Exercise description:
Make an exact copy of the lines, leaving the pictures out.

Information provided:
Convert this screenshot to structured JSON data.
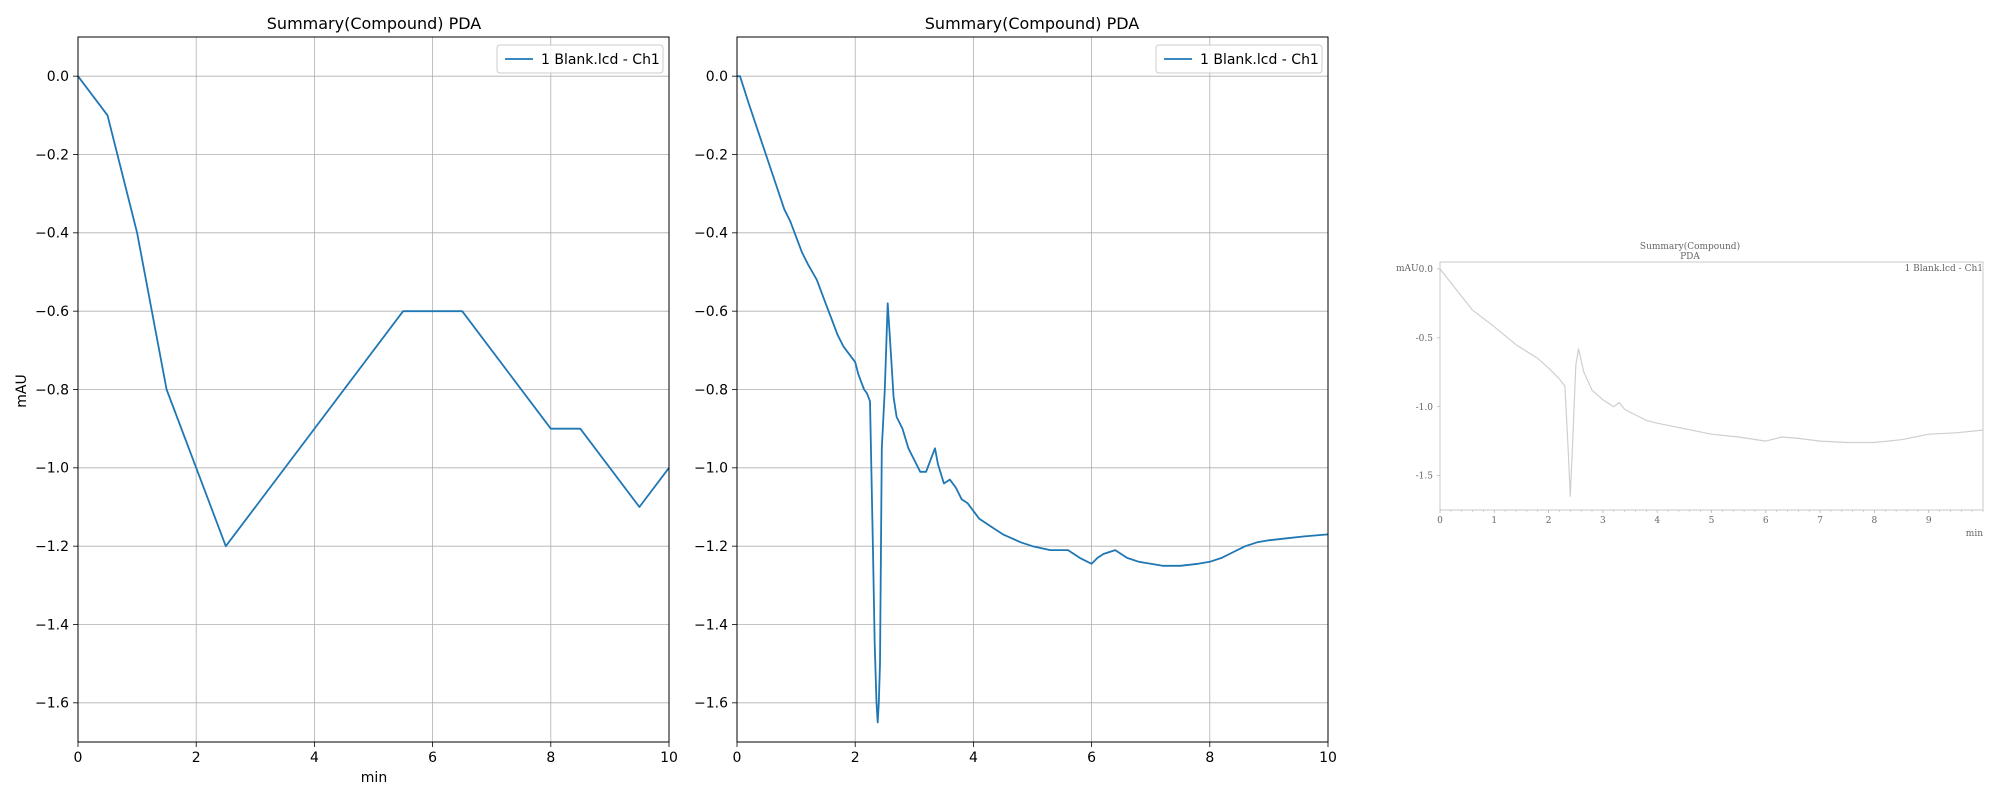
{
  "chart_data": [
    {
      "type": "line",
      "title": "Summary(Compound) PDA",
      "xlabel": "min",
      "ylabel": "mAU",
      "xlim": [
        0,
        10
      ],
      "ylim": [
        -1.7,
        0.1
      ],
      "xticks": [
        0,
        2,
        4,
        6,
        8,
        10
      ],
      "xtick_labels": [
        "0",
        "2",
        "4",
        "6",
        "8",
        "10"
      ],
      "yticks": [
        0.0,
        -0.2,
        -0.4,
        -0.6,
        -0.8,
        -1.0,
        -1.2,
        -1.4,
        -1.6
      ],
      "ytick_labels": [
        "0.0",
        "−0.2",
        "−0.4",
        "−0.6",
        "−0.8",
        "−1.0",
        "−1.2",
        "−1.4",
        "−1.6"
      ],
      "grid": true,
      "legend": "top-right",
      "series": [
        {
          "name": "1 Blank.lcd - Ch1",
          "color": "#1f77b4",
          "x": [
            0,
            0.5,
            1.0,
            1.5,
            2.0,
            2.5,
            5.5,
            6.0,
            6.5,
            8.0,
            8.5,
            9.5,
            10.0
          ],
          "y": [
            0.0,
            -0.1,
            -0.4,
            -0.8,
            -1.0,
            -1.2,
            -0.6,
            -0.6,
            -0.6,
            -0.9,
            -0.9,
            -1.1,
            -1.0
          ]
        }
      ]
    },
    {
      "type": "line",
      "title": "Summary(Compound) PDA",
      "xlabel": "",
      "ylabel": "",
      "xlim": [
        0,
        10
      ],
      "ylim": [
        -1.7,
        0.1
      ],
      "xticks": [
        0,
        2,
        4,
        6,
        8,
        10
      ],
      "xtick_labels": [
        "0",
        "2",
        "4",
        "6",
        "8",
        "10"
      ],
      "yticks": [
        0.0,
        -0.2,
        -0.4,
        -0.6,
        -0.8,
        -1.0,
        -1.2,
        -1.4,
        -1.6
      ],
      "ytick_labels": [
        "0.0",
        "−0.2",
        "−0.4",
        "−0.6",
        "−0.8",
        "−1.0",
        "−1.2",
        "−1.4",
        "−1.6"
      ],
      "grid": true,
      "legend": "top-right",
      "series": [
        {
          "name": "1 Blank.lcd - Ch1",
          "color": "#1f77b4",
          "x": [
            0,
            0.05,
            0.2,
            0.4,
            0.6,
            0.8,
            0.9,
            1.0,
            1.1,
            1.2,
            1.35,
            1.5,
            1.6,
            1.7,
            1.8,
            1.9,
            2.0,
            2.05,
            2.1,
            2.15,
            2.2,
            2.25,
            2.3,
            2.33,
            2.36,
            2.38,
            2.4,
            2.42,
            2.45,
            2.5,
            2.55,
            2.6,
            2.65,
            2.7,
            2.8,
            2.9,
            3.0,
            3.1,
            3.2,
            3.3,
            3.35,
            3.4,
            3.5,
            3.6,
            3.7,
            3.8,
            3.9,
            4.0,
            4.1,
            4.3,
            4.5,
            4.8,
            5.0,
            5.3,
            5.6,
            5.8,
            6.0,
            6.1,
            6.2,
            6.4,
            6.6,
            6.8,
            7.0,
            7.2,
            7.5,
            7.8,
            8.0,
            8.2,
            8.4,
            8.6,
            8.8,
            9.0,
            9.3,
            9.6,
            10.0
          ],
          "y": [
            0.0,
            0.0,
            -0.07,
            -0.16,
            -0.25,
            -0.34,
            -0.37,
            -0.41,
            -0.45,
            -0.48,
            -0.52,
            -0.58,
            -0.62,
            -0.66,
            -0.69,
            -0.71,
            -0.73,
            -0.76,
            -0.78,
            -0.8,
            -0.81,
            -0.83,
            -1.2,
            -1.45,
            -1.6,
            -1.65,
            -1.6,
            -1.5,
            -0.95,
            -0.8,
            -0.58,
            -0.7,
            -0.82,
            -0.87,
            -0.9,
            -0.95,
            -0.98,
            -1.01,
            -1.01,
            -0.97,
            -0.95,
            -0.99,
            -1.04,
            -1.03,
            -1.05,
            -1.08,
            -1.09,
            -1.11,
            -1.13,
            -1.15,
            -1.17,
            -1.19,
            -1.2,
            -1.21,
            -1.21,
            -1.23,
            -1.245,
            -1.23,
            -1.22,
            -1.21,
            -1.23,
            -1.24,
            -1.245,
            -1.25,
            -1.25,
            -1.245,
            -1.24,
            -1.23,
            -1.215,
            -1.2,
            -1.19,
            -1.185,
            -1.18,
            -1.175,
            -1.17
          ]
        }
      ]
    },
    {
      "type": "line",
      "title": "Summary(Compound)",
      "subtitle": "PDA",
      "xlabel": "min",
      "ylabel": "mAU",
      "xlim": [
        0,
        10
      ],
      "ylim": [
        -1.75,
        0.05
      ],
      "xticks": [
        0,
        1,
        2,
        3,
        4,
        5,
        6,
        7,
        8,
        9
      ],
      "xtick_labels": [
        "0",
        "1",
        "2",
        "3",
        "4",
        "5",
        "6",
        "7",
        "8",
        "9"
      ],
      "yticks": [
        0.0,
        -0.5,
        -1.0,
        -1.5
      ],
      "ytick_labels": [
        "0.0",
        "-0.5",
        "-1.0",
        "-1.5"
      ],
      "grid": false,
      "legend": "top-right",
      "series": [
        {
          "name": "1 Blank.lcd - Ch1",
          "color": "#cfcfcf",
          "x": [
            0,
            0.3,
            0.6,
            1.0,
            1.4,
            1.8,
            2.0,
            2.2,
            2.3,
            2.36,
            2.4,
            2.45,
            2.5,
            2.55,
            2.65,
            2.8,
            3.0,
            3.2,
            3.3,
            3.4,
            3.6,
            3.8,
            4.0,
            4.5,
            5.0,
            5.5,
            6.0,
            6.3,
            6.6,
            7.0,
            7.5,
            8.0,
            8.5,
            9.0,
            9.5,
            10.0
          ],
          "y": [
            0.0,
            -0.15,
            -0.3,
            -0.42,
            -0.55,
            -0.65,
            -0.72,
            -0.8,
            -0.85,
            -1.3,
            -1.65,
            -1.2,
            -0.7,
            -0.58,
            -0.75,
            -0.88,
            -0.95,
            -1.0,
            -0.97,
            -1.02,
            -1.06,
            -1.1,
            -1.12,
            -1.16,
            -1.2,
            -1.22,
            -1.25,
            -1.22,
            -1.23,
            -1.25,
            -1.26,
            -1.26,
            -1.24,
            -1.2,
            -1.19,
            -1.17
          ]
        }
      ]
    }
  ]
}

Answer for the task:
Convert this screenshot to structured JSON data.
{
  "chart_data": [
    {
      "type": "line",
      "title": "Summary(Compound) PDA",
      "xlabel": "min",
      "ylabel": "mAU",
      "xlim": [
        0,
        10
      ],
      "ylim": [
        -1.7,
        0.1
      ],
      "xticks": [
        0,
        2,
        4,
        6,
        8,
        10
      ],
      "xtick_labels": [
        "0",
        "2",
        "4",
        "6",
        "8",
        "10"
      ],
      "yticks": [
        0.0,
        -0.2,
        -0.4,
        -0.6,
        -0.8,
        -1.0,
        -1.2,
        -1.4,
        -1.6
      ],
      "ytick_labels": [
        "0.0",
        "−0.2",
        "−0.4",
        "−0.6",
        "−0.8",
        "−1.0",
        "−1.2",
        "−1.4",
        "−1.6"
      ],
      "grid": true,
      "legend": "top-right",
      "series": [
        {
          "name": "1 Blank.lcd - Ch1",
          "color": "#1f77b4",
          "x": [
            0,
            0.5,
            1.0,
            1.5,
            2.0,
            2.5,
            5.5,
            6.0,
            6.5,
            8.0,
            8.5,
            9.5,
            10.0
          ],
          "y": [
            0.0,
            -0.1,
            -0.4,
            -0.8,
            -1.0,
            -1.2,
            -0.6,
            -0.6,
            -0.6,
            -0.9,
            -0.9,
            -1.1,
            -1.0
          ]
        }
      ]
    },
    {
      "type": "line",
      "title": "Summary(Compound) PDA",
      "xlabel": "",
      "ylabel": "",
      "xlim": [
        0,
        10
      ],
      "ylim": [
        -1.7,
        0.1
      ],
      "xticks": [
        0,
        2,
        4,
        6,
        8,
        10
      ],
      "xtick_labels": [
        "0",
        "2",
        "4",
        "6",
        "8",
        "10"
      ],
      "yticks": [
        0.0,
        -0.2,
        -0.4,
        -0.6,
        -0.8,
        -1.0,
        -1.2,
        -1.4,
        -1.6
      ],
      "ytick_labels": [
        "0.0",
        "−0.2",
        "−0.4",
        "−0.6",
        "−0.8",
        "−1.0",
        "−1.2",
        "−1.4",
        "−1.6"
      ],
      "grid": true,
      "legend": "top-right",
      "series": [
        {
          "name": "1 Blank.lcd - Ch1",
          "color": "#1f77b4",
          "x": [
            0,
            0.05,
            0.2,
            0.4,
            0.6,
            0.8,
            0.9,
            1.0,
            1.1,
            1.2,
            1.35,
            1.5,
            1.6,
            1.7,
            1.8,
            1.9,
            2.0,
            2.05,
            2.1,
            2.15,
            2.2,
            2.25,
            2.3,
            2.33,
            2.36,
            2.38,
            2.4,
            2.42,
            2.45,
            2.5,
            2.55,
            2.6,
            2.65,
            2.7,
            2.8,
            2.9,
            3.0,
            3.1,
            3.2,
            3.3,
            3.35,
            3.4,
            3.5,
            3.6,
            3.7,
            3.8,
            3.9,
            4.0,
            4.1,
            4.3,
            4.5,
            4.8,
            5.0,
            5.3,
            5.6,
            5.8,
            6.0,
            6.1,
            6.2,
            6.4,
            6.6,
            6.8,
            7.0,
            7.2,
            7.5,
            7.8,
            8.0,
            8.2,
            8.4,
            8.6,
            8.8,
            9.0,
            9.3,
            9.6,
            10.0
          ],
          "y": [
            0.0,
            0.0,
            -0.07,
            -0.16,
            -0.25,
            -0.34,
            -0.37,
            -0.41,
            -0.45,
            -0.48,
            -0.52,
            -0.58,
            -0.62,
            -0.66,
            -0.69,
            -0.71,
            -0.73,
            -0.76,
            -0.78,
            -0.8,
            -0.81,
            -0.83,
            -1.2,
            -1.45,
            -1.6,
            -1.65,
            -1.6,
            -1.5,
            -0.95,
            -0.8,
            -0.58,
            -0.7,
            -0.82,
            -0.87,
            -0.9,
            -0.95,
            -0.98,
            -1.01,
            -1.01,
            -0.97,
            -0.95,
            -0.99,
            -1.04,
            -1.03,
            -1.05,
            -1.08,
            -1.09,
            -1.11,
            -1.13,
            -1.15,
            -1.17,
            -1.19,
            -1.2,
            -1.21,
            -1.21,
            -1.23,
            -1.245,
            -1.23,
            -1.22,
            -1.21,
            -1.23,
            -1.24,
            -1.245,
            -1.25,
            -1.25,
            -1.245,
            -1.24,
            -1.23,
            -1.215,
            -1.2,
            -1.19,
            -1.185,
            -1.18,
            -1.175,
            -1.17
          ]
        }
      ]
    },
    {
      "type": "line",
      "title": "Summary(Compound)",
      "subtitle": "PDA",
      "xlabel": "min",
      "ylabel": "mAU",
      "xlim": [
        0,
        10
      ],
      "ylim": [
        -1.75,
        0.05
      ],
      "xticks": [
        0,
        1,
        2,
        3,
        4,
        5,
        6,
        7,
        8,
        9
      ],
      "xtick_labels": [
        "0",
        "1",
        "2",
        "3",
        "4",
        "5",
        "6",
        "7",
        "8",
        "9"
      ],
      "yticks": [
        0.0,
        -0.5,
        -1.0,
        -1.5
      ],
      "ytick_labels": [
        "0.0",
        "-0.5",
        "-1.0",
        "-1.5"
      ],
      "grid": false,
      "legend": "top-right",
      "series": [
        {
          "name": "1 Blank.lcd - Ch1",
          "color": "#cfcfcf",
          "x": [
            0,
            0.3,
            0.6,
            1.0,
            1.4,
            1.8,
            2.0,
            2.2,
            2.3,
            2.36,
            2.4,
            2.45,
            2.5,
            2.55,
            2.65,
            2.8,
            3.0,
            3.2,
            3.3,
            3.4,
            3.6,
            3.8,
            4.0,
            4.5,
            5.0,
            5.5,
            6.0,
            6.3,
            6.6,
            7.0,
            7.5,
            8.0,
            8.5,
            9.0,
            9.5,
            10.0
          ],
          "y": [
            0.0,
            -0.15,
            -0.3,
            -0.42,
            -0.55,
            -0.65,
            -0.72,
            -0.8,
            -0.85,
            -1.3,
            -1.65,
            -1.2,
            -0.7,
            -0.58,
            -0.75,
            -0.88,
            -0.95,
            -1.0,
            -0.97,
            -1.02,
            -1.06,
            -1.1,
            -1.12,
            -1.16,
            -1.2,
            -1.22,
            -1.25,
            -1.22,
            -1.23,
            -1.25,
            -1.26,
            -1.26,
            -1.24,
            -1.2,
            -1.19,
            -1.17
          ]
        }
      ]
    }
  ]
}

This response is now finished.